## The task
Lines holding the string "America" are the ones to copy; find them all in the data.

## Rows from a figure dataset

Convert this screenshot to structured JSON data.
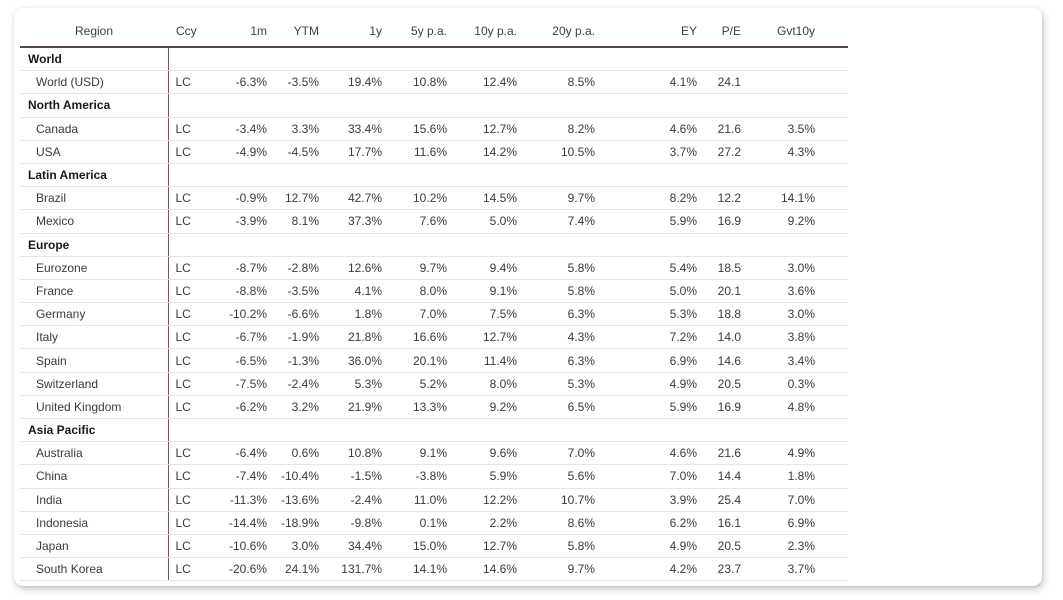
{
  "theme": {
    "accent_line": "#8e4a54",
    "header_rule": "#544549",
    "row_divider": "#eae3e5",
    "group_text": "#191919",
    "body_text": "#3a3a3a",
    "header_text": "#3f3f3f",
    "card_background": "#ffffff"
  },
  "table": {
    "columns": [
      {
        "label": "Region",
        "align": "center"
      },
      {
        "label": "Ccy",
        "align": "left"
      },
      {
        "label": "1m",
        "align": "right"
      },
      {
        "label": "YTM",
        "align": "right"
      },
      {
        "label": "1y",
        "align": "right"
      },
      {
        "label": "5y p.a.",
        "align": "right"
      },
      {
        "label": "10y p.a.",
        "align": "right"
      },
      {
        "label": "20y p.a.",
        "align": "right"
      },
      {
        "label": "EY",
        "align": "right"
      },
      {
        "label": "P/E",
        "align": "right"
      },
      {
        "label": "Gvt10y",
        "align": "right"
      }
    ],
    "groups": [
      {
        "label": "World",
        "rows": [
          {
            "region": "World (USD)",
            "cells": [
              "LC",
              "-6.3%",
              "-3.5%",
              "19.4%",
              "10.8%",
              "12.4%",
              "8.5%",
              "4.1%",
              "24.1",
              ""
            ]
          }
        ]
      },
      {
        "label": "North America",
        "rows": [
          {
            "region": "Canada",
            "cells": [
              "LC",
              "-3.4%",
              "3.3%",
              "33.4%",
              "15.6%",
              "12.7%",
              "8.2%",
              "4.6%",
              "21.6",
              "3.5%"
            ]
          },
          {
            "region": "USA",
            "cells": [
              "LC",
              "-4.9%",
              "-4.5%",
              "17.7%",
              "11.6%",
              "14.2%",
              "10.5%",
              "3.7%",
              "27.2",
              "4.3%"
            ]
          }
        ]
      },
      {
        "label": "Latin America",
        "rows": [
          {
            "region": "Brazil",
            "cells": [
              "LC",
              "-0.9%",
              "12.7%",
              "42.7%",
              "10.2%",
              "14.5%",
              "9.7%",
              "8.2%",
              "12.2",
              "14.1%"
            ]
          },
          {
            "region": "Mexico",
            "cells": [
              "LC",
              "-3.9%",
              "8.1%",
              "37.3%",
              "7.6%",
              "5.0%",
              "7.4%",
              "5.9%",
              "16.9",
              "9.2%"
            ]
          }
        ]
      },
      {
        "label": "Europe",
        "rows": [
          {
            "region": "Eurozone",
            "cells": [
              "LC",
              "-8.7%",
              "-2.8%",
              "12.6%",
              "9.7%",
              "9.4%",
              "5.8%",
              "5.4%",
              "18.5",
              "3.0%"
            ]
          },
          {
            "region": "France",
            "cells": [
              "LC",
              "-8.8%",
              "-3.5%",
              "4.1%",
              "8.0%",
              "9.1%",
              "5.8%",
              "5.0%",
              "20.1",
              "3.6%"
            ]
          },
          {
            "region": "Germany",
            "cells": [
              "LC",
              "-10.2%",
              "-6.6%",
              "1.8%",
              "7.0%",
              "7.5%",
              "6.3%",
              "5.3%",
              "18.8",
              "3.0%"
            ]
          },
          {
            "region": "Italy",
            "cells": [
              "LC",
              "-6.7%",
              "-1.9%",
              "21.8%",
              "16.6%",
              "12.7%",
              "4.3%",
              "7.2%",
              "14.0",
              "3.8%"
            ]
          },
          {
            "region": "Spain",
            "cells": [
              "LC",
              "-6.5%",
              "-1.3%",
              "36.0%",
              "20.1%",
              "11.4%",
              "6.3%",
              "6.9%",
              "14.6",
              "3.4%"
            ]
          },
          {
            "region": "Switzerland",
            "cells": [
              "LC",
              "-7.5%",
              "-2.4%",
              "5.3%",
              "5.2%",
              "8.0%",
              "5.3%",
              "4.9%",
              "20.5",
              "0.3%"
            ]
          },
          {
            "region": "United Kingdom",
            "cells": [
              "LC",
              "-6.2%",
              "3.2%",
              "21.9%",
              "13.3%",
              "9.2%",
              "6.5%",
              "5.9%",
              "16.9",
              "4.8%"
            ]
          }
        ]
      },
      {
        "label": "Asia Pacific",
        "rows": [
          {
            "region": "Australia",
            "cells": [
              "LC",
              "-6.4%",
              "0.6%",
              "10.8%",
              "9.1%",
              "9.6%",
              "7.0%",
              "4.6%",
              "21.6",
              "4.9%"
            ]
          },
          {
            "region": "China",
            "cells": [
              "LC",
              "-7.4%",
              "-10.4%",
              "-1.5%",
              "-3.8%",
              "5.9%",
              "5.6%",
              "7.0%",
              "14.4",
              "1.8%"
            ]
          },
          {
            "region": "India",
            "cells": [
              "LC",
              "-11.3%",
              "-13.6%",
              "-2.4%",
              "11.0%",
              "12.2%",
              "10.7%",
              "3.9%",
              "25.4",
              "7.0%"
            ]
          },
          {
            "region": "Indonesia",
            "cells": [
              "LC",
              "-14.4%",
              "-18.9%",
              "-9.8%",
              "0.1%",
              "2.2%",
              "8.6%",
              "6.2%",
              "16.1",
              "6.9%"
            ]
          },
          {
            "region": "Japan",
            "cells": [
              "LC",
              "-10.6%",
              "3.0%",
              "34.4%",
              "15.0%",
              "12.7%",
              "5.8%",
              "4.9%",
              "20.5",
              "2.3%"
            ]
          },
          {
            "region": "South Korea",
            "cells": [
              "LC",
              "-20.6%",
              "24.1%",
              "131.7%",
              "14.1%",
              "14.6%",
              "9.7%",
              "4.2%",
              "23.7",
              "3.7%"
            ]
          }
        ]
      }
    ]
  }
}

## Response for this exercise
        "label": "North America",
        "label": "Latin America",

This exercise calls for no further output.